(Saved entries)
* * * * *
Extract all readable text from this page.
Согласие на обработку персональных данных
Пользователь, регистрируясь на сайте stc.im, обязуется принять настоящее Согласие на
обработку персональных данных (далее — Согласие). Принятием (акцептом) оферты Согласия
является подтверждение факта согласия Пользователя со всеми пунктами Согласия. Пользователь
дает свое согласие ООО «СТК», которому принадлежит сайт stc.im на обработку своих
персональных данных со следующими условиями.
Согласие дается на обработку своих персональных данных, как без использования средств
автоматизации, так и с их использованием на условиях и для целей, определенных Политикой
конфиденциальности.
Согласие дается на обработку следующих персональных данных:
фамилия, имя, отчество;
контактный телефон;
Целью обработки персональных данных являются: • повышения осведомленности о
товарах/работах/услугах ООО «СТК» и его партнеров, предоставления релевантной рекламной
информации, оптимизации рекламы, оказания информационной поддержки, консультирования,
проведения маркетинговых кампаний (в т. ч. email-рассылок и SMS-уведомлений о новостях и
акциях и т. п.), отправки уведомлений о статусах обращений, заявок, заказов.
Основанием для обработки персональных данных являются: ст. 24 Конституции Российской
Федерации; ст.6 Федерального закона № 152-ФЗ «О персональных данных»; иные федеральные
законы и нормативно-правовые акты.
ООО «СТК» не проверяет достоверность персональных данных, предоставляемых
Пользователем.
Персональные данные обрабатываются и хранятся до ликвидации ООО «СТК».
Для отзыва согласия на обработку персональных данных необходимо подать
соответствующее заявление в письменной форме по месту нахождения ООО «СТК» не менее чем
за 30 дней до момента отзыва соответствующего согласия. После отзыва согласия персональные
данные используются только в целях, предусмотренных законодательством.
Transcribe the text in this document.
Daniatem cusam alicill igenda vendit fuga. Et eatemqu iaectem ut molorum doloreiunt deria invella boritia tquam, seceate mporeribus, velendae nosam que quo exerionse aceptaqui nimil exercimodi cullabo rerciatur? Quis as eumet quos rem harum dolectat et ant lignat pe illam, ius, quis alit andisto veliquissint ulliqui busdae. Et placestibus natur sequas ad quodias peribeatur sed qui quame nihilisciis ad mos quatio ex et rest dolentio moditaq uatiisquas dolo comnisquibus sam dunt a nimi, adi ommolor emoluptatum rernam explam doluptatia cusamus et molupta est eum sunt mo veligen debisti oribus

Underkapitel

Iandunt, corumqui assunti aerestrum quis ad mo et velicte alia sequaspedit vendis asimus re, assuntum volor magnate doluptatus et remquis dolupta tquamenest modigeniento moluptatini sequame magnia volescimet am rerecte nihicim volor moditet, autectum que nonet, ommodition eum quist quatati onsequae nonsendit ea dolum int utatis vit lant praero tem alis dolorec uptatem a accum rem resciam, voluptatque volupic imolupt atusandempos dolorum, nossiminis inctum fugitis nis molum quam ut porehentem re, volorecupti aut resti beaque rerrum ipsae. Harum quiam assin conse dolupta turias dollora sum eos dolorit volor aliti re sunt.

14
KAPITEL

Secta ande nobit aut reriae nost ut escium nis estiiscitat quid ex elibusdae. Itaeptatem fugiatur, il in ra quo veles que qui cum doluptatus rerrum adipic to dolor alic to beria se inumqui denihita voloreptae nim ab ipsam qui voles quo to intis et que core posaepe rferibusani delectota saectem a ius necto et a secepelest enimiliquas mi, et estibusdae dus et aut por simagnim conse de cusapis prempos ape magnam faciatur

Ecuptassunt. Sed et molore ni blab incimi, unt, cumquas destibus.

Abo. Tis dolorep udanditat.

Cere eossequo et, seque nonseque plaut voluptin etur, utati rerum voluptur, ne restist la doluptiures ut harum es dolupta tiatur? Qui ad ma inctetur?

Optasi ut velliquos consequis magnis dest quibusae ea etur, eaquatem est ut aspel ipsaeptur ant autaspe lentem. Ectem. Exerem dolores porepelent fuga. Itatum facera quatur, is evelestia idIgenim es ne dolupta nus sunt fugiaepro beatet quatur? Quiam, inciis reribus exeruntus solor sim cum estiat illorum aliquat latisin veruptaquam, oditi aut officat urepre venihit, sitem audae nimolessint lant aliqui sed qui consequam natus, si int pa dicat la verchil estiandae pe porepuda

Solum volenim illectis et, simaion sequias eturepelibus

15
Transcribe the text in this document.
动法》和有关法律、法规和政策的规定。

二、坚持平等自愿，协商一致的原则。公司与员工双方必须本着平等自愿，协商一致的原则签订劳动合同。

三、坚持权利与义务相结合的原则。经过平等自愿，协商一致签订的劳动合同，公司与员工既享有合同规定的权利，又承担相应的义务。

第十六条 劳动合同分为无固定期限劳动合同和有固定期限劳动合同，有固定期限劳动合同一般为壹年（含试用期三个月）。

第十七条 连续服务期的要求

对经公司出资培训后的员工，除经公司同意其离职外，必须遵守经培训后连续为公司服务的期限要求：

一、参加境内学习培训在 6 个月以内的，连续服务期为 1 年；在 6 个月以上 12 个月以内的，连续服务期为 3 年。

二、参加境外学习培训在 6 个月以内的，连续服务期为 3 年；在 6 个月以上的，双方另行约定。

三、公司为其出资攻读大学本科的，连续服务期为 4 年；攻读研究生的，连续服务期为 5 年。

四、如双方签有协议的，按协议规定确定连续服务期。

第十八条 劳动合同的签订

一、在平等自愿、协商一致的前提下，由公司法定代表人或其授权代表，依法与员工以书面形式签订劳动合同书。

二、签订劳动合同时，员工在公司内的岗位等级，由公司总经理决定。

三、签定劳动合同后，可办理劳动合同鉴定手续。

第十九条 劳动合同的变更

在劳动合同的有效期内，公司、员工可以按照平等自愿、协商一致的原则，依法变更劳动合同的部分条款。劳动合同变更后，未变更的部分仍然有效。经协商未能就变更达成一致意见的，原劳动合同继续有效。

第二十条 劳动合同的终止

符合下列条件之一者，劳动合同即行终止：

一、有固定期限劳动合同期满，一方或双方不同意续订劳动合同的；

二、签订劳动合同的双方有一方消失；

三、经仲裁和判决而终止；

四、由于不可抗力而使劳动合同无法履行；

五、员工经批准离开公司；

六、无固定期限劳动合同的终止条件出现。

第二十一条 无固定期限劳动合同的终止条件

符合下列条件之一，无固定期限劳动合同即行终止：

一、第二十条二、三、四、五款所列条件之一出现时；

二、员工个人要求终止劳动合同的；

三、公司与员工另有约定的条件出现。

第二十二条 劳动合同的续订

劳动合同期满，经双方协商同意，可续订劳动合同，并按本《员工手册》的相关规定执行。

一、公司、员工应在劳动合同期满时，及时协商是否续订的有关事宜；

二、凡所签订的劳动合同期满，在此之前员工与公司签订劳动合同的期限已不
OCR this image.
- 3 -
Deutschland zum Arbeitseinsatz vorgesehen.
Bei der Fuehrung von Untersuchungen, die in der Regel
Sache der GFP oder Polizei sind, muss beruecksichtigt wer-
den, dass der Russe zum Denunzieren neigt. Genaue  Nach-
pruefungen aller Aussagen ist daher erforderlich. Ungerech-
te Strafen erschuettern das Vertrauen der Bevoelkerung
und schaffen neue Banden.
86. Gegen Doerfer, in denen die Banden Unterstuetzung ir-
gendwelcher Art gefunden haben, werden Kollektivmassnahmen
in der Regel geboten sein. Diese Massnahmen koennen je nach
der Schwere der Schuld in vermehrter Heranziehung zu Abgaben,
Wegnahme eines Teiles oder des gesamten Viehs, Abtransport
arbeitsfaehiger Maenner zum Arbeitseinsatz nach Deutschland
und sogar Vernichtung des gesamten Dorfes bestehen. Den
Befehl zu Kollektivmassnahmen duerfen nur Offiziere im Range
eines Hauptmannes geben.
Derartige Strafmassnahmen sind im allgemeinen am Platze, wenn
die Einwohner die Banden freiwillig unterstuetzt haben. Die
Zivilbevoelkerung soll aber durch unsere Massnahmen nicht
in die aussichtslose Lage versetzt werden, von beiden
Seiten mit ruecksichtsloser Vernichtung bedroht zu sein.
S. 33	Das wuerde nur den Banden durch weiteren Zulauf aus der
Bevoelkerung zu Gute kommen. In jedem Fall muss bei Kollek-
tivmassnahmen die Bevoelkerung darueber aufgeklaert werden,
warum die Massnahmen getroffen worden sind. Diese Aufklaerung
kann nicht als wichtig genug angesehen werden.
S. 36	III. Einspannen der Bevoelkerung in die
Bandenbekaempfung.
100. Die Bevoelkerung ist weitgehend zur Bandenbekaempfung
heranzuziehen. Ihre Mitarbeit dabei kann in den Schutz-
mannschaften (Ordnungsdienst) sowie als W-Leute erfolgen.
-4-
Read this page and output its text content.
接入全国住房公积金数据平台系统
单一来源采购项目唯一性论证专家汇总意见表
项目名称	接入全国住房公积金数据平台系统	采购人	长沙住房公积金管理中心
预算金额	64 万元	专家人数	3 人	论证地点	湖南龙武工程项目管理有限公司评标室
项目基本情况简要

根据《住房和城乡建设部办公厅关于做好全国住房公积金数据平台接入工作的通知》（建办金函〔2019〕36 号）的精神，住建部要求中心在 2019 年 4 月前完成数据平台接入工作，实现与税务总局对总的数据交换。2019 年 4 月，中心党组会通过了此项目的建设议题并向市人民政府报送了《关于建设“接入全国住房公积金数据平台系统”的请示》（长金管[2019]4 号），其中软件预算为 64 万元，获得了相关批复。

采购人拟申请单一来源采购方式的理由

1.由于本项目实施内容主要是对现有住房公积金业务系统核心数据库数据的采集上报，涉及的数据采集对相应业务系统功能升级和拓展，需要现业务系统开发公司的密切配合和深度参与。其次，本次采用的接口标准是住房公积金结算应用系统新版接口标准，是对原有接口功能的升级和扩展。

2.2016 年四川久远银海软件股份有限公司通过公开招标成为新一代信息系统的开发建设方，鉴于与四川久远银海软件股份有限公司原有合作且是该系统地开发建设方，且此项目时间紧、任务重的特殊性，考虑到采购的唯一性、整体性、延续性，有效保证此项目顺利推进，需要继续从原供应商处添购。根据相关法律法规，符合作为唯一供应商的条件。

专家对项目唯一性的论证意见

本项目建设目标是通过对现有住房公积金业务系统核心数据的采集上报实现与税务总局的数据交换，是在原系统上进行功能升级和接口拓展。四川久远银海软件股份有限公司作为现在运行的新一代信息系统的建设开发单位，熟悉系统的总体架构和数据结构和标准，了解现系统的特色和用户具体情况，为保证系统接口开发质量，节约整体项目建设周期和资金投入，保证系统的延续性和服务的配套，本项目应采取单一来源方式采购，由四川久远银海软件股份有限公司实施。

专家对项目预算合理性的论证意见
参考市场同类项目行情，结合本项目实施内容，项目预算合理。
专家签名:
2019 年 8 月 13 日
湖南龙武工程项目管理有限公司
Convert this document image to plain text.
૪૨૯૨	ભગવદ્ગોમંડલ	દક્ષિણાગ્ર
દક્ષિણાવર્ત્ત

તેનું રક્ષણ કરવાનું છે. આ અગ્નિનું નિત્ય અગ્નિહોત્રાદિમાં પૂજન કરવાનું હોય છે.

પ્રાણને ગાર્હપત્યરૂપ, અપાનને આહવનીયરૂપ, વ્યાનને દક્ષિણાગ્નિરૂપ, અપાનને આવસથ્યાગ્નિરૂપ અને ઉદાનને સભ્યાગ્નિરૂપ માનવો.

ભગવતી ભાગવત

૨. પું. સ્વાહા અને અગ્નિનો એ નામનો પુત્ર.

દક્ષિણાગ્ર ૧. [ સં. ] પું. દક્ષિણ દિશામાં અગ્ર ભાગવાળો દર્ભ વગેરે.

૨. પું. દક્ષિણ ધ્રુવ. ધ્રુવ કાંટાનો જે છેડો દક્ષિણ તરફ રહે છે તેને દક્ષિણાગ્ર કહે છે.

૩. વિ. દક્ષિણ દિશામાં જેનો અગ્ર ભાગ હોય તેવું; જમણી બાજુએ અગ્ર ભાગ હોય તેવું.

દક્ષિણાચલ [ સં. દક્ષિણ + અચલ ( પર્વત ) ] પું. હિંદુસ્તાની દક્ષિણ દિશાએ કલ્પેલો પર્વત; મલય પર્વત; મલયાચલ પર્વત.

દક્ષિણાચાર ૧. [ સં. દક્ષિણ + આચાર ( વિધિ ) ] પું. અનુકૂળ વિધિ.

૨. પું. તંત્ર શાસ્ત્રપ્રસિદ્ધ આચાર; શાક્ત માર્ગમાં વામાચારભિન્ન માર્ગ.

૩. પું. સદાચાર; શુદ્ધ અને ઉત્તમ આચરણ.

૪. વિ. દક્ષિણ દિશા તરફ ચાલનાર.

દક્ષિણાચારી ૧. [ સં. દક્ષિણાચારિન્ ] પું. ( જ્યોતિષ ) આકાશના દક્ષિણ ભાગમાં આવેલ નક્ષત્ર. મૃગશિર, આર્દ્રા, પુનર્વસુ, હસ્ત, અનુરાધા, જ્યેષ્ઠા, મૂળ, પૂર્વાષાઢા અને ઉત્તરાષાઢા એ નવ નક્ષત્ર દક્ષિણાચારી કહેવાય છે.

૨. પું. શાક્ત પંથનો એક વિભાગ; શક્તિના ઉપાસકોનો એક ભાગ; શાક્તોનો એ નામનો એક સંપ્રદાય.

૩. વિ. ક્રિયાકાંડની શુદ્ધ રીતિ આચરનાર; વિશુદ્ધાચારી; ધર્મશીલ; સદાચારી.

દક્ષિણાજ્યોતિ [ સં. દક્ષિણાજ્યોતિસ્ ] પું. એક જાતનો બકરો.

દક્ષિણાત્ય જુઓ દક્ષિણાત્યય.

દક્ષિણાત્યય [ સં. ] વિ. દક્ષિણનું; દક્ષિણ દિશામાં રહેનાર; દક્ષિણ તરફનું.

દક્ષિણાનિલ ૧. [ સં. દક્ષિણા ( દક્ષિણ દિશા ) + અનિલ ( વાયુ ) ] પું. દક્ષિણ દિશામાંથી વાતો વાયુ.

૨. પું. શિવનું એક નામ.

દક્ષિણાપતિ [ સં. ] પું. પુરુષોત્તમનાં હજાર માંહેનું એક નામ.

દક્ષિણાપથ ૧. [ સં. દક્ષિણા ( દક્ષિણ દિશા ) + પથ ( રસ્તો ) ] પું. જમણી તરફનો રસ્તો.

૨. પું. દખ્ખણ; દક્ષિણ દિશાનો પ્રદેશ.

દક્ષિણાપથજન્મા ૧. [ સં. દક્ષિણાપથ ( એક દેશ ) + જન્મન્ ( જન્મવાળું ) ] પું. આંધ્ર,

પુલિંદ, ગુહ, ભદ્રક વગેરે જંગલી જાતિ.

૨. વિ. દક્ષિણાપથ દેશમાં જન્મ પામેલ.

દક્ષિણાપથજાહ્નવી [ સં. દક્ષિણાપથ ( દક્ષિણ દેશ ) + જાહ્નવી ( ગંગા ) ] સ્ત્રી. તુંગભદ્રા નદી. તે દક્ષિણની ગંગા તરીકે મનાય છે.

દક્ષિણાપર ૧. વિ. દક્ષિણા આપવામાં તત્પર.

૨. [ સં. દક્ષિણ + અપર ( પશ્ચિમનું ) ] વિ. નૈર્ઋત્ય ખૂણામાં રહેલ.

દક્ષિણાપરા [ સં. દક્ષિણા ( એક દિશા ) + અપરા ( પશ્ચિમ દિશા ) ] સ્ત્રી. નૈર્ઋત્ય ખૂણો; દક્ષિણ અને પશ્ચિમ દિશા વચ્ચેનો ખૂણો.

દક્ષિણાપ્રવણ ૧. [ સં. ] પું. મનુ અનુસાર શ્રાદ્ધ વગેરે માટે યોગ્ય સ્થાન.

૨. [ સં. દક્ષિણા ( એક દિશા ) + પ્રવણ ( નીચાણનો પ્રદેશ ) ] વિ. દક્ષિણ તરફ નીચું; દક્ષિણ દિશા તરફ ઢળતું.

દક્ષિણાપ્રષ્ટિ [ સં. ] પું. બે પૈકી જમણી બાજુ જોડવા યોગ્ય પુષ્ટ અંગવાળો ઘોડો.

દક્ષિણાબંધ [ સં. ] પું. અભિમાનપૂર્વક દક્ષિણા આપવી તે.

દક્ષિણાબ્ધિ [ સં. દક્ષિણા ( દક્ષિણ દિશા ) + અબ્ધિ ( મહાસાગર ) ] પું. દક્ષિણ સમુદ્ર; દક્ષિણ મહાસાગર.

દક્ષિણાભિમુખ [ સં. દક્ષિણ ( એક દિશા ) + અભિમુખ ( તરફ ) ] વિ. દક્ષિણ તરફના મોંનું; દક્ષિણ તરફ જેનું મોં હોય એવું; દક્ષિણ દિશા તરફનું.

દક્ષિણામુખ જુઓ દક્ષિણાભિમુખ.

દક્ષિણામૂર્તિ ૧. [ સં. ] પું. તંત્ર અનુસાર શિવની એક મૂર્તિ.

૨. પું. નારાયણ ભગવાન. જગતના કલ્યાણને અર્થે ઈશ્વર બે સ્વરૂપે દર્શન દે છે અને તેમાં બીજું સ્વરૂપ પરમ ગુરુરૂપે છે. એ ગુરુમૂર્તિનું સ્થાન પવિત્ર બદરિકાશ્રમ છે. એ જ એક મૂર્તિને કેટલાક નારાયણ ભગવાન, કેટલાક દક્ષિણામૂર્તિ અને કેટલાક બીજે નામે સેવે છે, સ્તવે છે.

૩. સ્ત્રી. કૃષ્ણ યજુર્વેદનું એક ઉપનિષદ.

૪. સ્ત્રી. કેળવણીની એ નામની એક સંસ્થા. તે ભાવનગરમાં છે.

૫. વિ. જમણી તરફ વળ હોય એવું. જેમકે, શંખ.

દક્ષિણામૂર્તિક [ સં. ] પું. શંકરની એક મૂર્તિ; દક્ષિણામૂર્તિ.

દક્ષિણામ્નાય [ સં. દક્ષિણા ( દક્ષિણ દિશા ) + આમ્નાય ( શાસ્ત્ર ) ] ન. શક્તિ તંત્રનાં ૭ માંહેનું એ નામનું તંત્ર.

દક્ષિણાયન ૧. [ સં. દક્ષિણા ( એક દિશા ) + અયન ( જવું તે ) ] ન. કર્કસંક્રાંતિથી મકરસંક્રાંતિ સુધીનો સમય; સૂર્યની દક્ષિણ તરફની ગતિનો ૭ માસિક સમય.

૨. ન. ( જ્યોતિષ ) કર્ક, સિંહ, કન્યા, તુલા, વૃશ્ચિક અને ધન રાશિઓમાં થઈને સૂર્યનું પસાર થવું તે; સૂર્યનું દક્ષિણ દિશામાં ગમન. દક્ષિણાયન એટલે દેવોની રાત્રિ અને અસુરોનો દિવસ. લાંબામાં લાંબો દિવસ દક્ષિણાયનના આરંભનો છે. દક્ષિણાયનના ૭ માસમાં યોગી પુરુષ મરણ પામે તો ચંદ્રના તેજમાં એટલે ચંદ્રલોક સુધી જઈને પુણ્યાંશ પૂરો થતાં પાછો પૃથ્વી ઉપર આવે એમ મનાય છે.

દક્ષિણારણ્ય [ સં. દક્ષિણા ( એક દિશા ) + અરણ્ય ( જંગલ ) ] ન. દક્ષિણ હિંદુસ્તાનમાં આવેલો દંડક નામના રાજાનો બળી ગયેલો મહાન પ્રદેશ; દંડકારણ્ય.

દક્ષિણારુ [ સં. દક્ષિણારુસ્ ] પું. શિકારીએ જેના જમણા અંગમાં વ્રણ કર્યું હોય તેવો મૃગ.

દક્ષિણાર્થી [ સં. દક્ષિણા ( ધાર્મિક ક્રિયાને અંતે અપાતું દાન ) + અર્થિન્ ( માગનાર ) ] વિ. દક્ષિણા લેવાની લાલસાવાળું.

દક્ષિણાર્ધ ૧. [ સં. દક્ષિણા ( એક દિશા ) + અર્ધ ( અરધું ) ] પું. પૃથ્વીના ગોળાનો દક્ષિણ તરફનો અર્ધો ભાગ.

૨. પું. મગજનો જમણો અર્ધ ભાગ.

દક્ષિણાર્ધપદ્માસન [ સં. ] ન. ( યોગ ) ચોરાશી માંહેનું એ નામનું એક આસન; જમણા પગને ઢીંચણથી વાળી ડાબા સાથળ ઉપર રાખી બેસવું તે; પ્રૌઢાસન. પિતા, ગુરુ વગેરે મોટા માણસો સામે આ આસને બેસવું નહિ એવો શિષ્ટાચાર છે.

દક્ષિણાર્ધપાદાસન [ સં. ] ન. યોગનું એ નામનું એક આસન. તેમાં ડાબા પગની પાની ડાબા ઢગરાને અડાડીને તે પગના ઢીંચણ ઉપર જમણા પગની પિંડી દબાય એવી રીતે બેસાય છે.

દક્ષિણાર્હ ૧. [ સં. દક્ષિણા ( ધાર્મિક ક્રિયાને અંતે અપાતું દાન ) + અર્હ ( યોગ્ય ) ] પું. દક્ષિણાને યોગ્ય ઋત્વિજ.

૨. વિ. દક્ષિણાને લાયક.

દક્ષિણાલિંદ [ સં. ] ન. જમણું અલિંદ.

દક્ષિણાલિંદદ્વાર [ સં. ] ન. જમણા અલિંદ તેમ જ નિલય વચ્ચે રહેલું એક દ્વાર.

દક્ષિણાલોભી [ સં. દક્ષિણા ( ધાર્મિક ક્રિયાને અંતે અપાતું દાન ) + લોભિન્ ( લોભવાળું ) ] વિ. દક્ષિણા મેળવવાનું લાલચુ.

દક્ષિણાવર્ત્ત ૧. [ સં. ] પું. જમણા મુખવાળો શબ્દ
* * * * *
| PROBLEM DETAILS |
Select all lines in the listing that include the word "Arbeitseinsatz".

| RESULT FOR THIS TASK |
Deutschland zum Arbeitseinsatz vorgesehen.
arbeitsfaehiger Maenner zum Arbeitseinsatz nach Deutschland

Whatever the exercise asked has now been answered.